[Dataset records]
########
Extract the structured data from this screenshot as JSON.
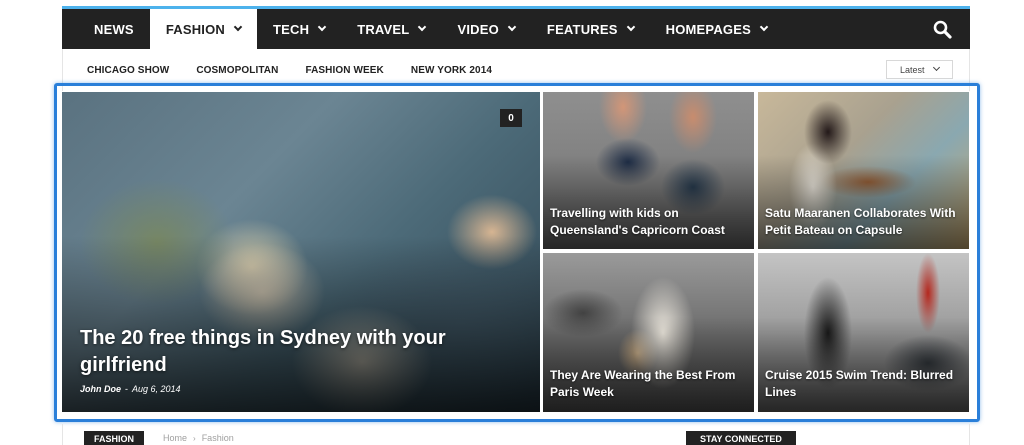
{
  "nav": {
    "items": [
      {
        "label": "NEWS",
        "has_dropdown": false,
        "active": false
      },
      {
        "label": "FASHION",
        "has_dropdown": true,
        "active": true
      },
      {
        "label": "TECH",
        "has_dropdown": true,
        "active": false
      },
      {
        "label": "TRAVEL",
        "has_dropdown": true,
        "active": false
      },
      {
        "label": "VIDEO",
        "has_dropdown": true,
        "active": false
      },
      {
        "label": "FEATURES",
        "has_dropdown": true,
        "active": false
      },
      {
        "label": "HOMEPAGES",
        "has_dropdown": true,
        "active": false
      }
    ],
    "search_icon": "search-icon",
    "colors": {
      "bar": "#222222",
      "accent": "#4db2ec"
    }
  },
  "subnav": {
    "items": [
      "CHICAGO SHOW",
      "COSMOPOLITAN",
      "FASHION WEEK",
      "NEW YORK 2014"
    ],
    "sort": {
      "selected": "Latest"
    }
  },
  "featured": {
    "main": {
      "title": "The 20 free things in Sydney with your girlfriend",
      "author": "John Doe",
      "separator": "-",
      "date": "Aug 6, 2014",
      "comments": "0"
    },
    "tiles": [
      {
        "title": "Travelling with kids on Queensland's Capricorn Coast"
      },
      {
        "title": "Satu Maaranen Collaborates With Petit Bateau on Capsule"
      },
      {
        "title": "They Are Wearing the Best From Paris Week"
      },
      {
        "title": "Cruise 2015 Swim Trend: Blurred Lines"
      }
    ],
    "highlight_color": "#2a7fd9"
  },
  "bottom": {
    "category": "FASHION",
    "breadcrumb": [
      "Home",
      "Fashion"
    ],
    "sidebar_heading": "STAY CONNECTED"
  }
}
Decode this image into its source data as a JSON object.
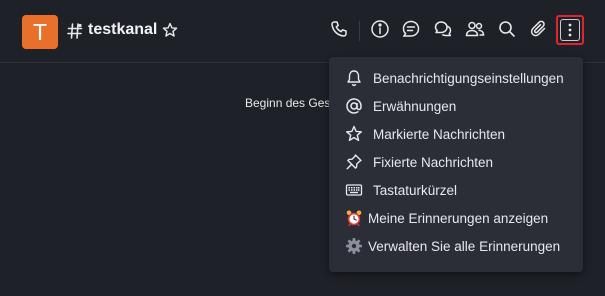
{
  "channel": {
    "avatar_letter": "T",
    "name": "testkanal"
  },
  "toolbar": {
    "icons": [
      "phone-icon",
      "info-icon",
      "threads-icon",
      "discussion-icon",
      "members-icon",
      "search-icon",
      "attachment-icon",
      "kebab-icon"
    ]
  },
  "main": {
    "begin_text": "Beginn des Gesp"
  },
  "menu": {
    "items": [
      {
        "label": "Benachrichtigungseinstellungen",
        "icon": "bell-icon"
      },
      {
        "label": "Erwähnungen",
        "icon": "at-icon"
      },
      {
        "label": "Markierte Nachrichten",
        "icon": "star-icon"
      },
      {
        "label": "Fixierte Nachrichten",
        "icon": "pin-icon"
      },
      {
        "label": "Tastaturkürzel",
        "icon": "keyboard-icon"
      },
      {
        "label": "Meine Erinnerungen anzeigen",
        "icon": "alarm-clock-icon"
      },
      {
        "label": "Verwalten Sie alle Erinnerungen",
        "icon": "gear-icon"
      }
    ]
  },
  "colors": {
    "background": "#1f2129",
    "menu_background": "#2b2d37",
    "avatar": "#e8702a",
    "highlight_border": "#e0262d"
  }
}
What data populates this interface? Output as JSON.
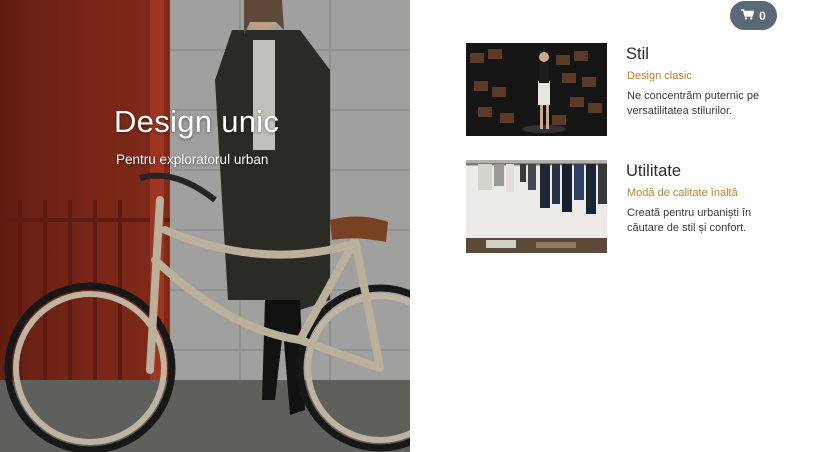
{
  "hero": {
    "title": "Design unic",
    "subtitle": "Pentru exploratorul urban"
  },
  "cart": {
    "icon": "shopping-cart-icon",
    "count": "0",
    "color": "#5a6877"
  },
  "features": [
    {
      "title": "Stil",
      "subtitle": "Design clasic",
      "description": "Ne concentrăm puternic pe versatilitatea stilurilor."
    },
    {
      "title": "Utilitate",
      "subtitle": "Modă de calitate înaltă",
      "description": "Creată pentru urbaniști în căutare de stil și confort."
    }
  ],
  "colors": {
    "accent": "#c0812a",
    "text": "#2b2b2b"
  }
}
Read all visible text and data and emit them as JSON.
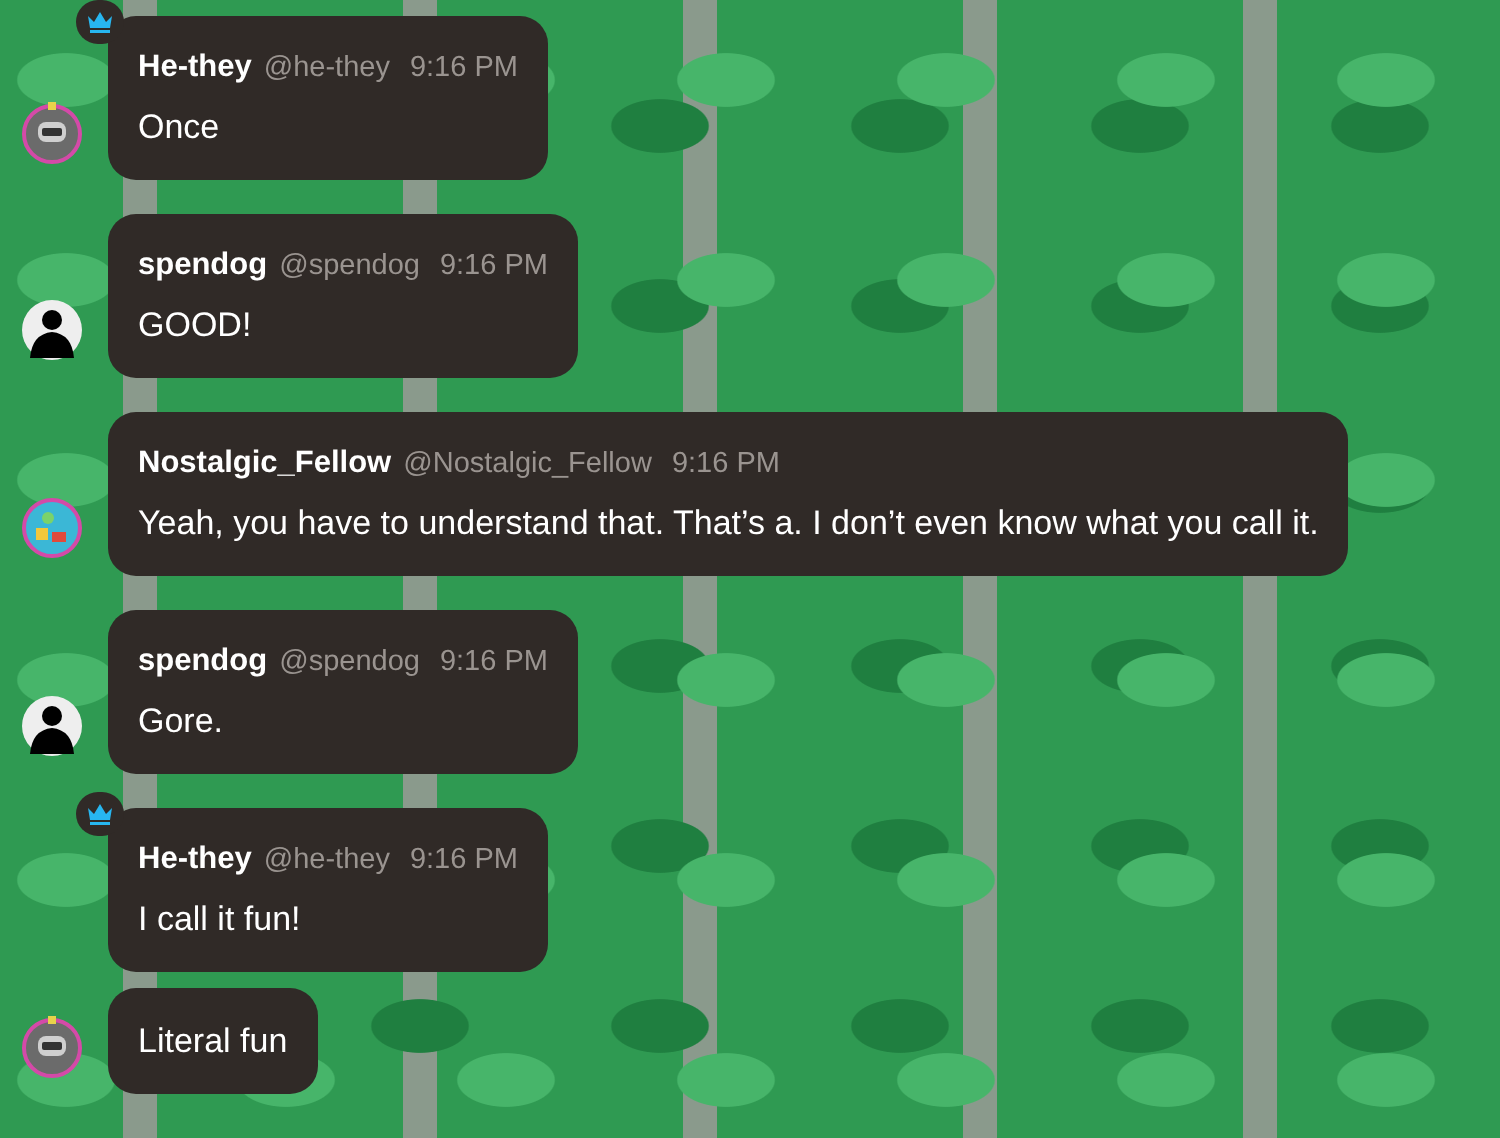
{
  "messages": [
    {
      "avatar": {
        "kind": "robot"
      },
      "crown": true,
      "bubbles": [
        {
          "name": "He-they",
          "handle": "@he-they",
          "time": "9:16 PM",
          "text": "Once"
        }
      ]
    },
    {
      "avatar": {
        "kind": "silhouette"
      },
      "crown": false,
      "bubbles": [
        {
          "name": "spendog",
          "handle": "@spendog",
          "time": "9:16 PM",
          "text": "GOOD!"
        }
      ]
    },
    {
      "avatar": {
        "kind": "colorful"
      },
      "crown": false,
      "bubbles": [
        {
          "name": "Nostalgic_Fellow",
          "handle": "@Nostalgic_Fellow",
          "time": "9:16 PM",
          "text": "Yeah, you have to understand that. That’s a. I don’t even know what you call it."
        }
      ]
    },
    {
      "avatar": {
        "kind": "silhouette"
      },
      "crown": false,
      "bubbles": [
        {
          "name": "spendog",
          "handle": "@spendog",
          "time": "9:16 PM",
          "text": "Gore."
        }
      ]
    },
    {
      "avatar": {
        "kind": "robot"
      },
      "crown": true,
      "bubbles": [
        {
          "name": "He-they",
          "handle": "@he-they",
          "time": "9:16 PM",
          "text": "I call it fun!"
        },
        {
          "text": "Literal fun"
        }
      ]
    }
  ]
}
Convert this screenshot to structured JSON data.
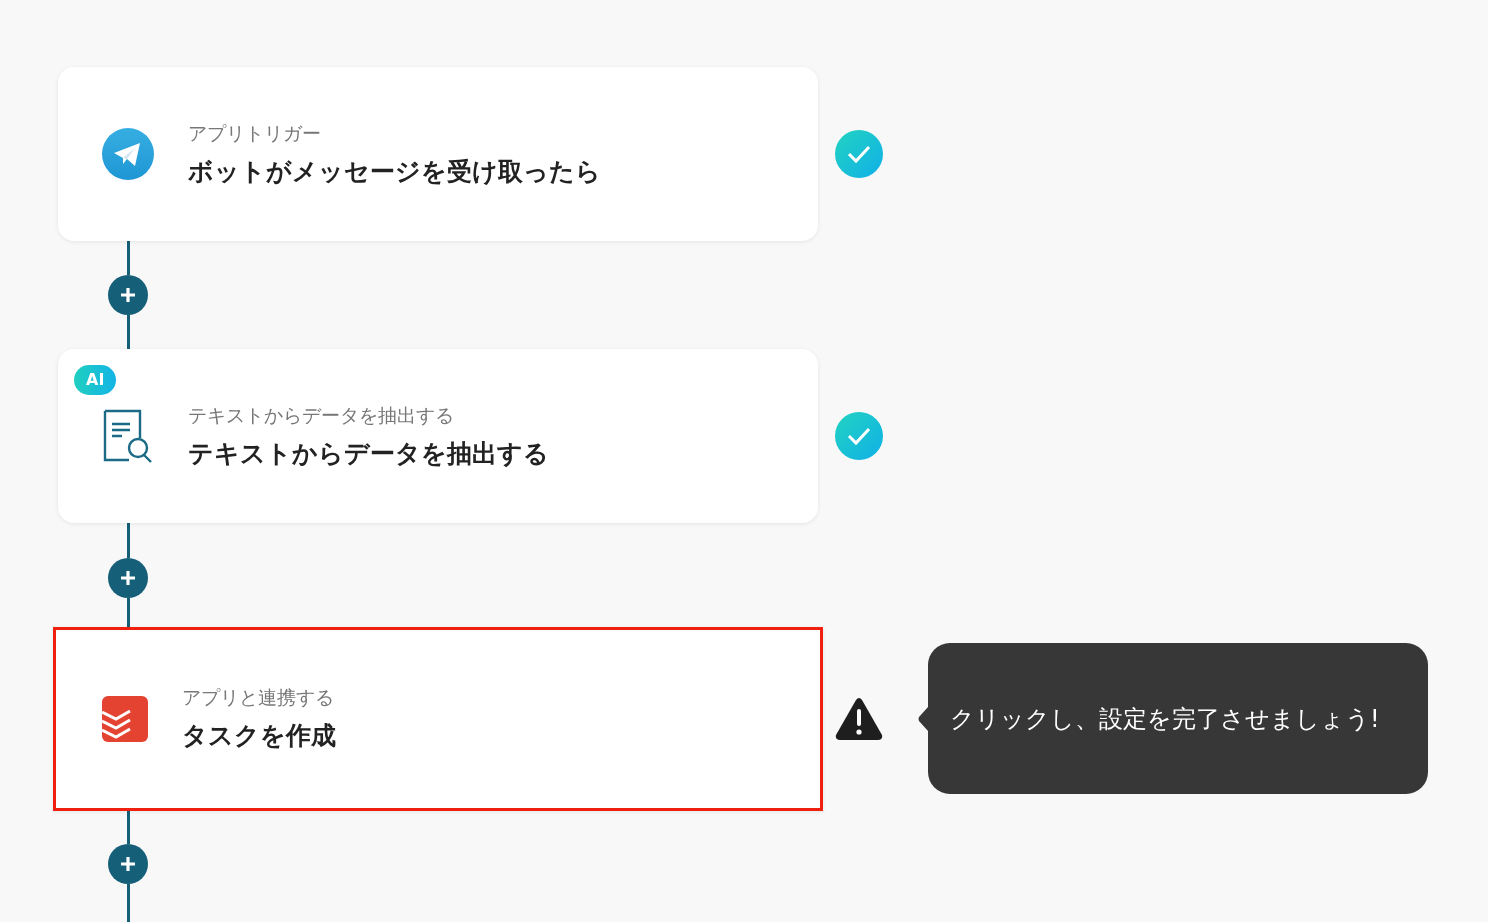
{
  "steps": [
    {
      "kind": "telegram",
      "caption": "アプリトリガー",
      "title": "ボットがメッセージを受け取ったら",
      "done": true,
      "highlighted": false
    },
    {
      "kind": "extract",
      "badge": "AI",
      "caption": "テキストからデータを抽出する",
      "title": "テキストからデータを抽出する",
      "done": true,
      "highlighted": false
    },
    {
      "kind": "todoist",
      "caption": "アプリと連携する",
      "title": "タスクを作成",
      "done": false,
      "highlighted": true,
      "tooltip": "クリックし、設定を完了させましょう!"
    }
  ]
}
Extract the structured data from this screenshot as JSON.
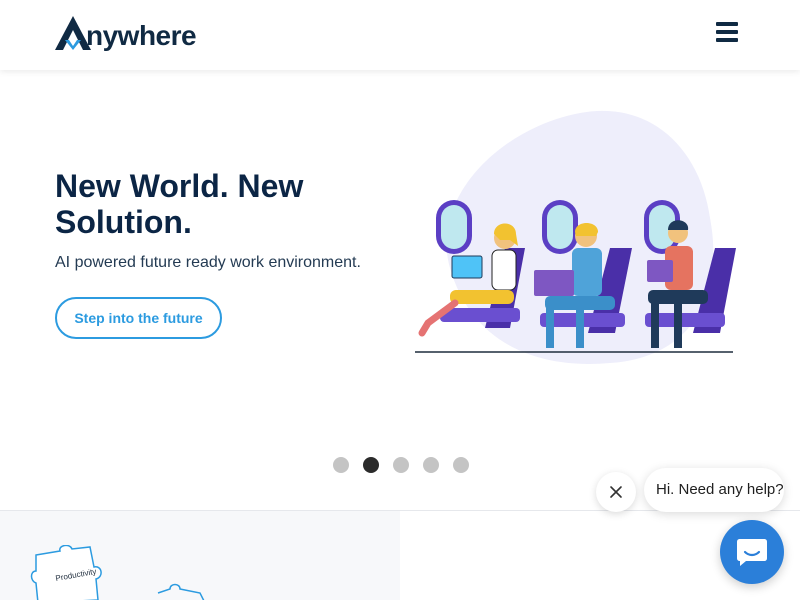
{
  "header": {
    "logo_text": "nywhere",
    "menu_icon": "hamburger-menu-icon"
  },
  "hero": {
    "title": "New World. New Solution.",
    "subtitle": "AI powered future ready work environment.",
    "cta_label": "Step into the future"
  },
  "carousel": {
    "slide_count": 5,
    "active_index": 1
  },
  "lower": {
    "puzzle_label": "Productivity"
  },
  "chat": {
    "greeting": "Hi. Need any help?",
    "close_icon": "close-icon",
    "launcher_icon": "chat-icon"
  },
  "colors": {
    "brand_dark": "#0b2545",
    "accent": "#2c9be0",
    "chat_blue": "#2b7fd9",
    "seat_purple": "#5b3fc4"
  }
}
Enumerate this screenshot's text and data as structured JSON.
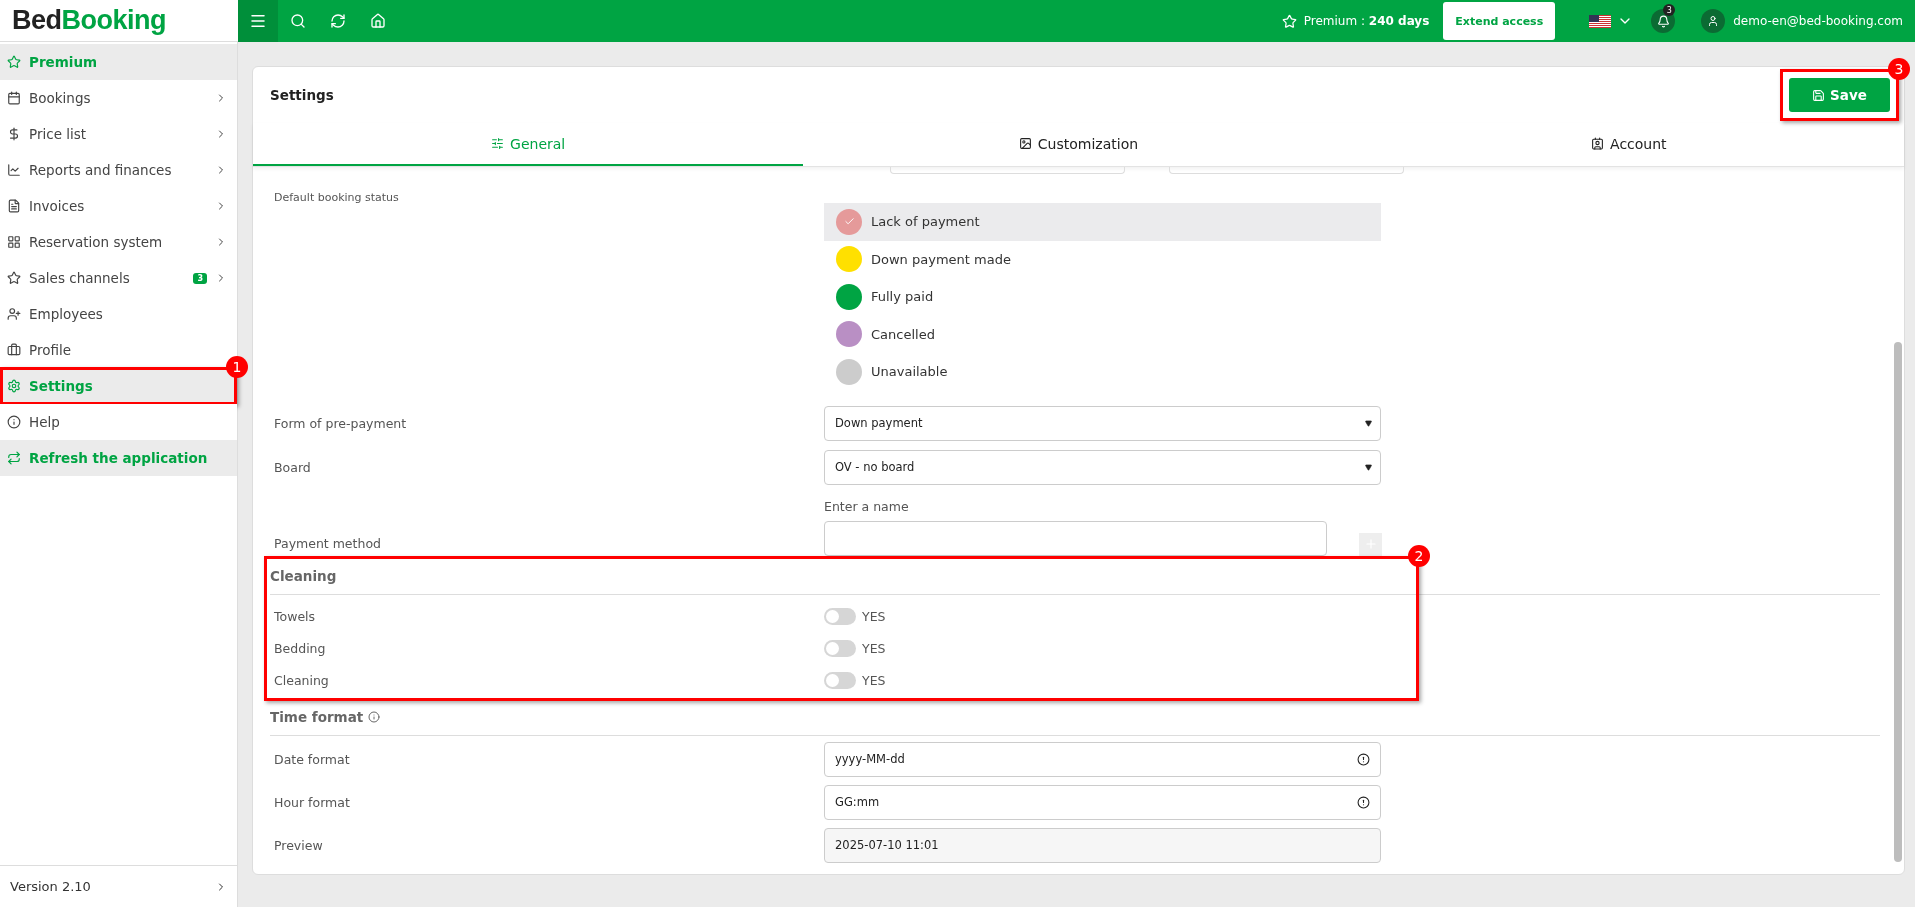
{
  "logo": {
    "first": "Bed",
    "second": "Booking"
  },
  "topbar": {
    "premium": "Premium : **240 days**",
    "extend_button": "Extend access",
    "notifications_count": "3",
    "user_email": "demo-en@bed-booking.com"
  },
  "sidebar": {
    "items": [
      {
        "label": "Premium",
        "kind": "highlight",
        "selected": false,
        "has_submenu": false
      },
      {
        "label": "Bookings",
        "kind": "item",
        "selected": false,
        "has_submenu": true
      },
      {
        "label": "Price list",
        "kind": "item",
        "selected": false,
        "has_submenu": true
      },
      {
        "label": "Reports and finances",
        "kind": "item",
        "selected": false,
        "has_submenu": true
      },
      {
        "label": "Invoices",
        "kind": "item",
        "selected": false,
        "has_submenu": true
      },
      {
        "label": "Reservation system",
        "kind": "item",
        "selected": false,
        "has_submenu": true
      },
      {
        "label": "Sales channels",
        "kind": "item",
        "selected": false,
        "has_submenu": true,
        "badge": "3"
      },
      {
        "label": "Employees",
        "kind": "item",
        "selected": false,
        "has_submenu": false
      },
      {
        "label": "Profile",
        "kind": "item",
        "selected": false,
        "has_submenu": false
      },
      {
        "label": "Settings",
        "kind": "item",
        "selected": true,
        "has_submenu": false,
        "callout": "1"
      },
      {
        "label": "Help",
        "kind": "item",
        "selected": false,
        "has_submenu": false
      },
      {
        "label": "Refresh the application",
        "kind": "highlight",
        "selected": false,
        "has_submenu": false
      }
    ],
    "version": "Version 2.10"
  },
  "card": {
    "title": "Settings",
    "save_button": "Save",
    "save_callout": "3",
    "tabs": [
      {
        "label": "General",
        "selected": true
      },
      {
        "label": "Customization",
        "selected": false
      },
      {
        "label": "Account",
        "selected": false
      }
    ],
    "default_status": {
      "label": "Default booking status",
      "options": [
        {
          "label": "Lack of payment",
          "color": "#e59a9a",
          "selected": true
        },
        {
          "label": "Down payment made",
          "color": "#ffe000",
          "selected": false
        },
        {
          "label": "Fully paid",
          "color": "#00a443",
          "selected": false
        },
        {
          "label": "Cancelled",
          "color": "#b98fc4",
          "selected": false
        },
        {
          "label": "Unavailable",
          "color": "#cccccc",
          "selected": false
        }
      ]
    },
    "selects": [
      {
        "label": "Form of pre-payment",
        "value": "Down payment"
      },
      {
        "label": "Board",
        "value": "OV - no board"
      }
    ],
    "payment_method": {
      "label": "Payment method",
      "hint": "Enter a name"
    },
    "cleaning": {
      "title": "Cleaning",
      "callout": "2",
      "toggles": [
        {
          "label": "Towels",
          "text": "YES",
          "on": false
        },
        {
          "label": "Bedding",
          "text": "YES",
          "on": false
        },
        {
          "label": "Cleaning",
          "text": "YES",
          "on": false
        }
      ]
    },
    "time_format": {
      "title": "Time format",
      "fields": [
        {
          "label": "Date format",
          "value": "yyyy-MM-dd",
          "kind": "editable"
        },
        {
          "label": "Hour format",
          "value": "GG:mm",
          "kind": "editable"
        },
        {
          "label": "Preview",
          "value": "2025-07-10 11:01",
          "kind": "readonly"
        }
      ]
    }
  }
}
########
**Short problem:** Count each line where the string "description" occurs, and write only the number.

**Correct response:** 2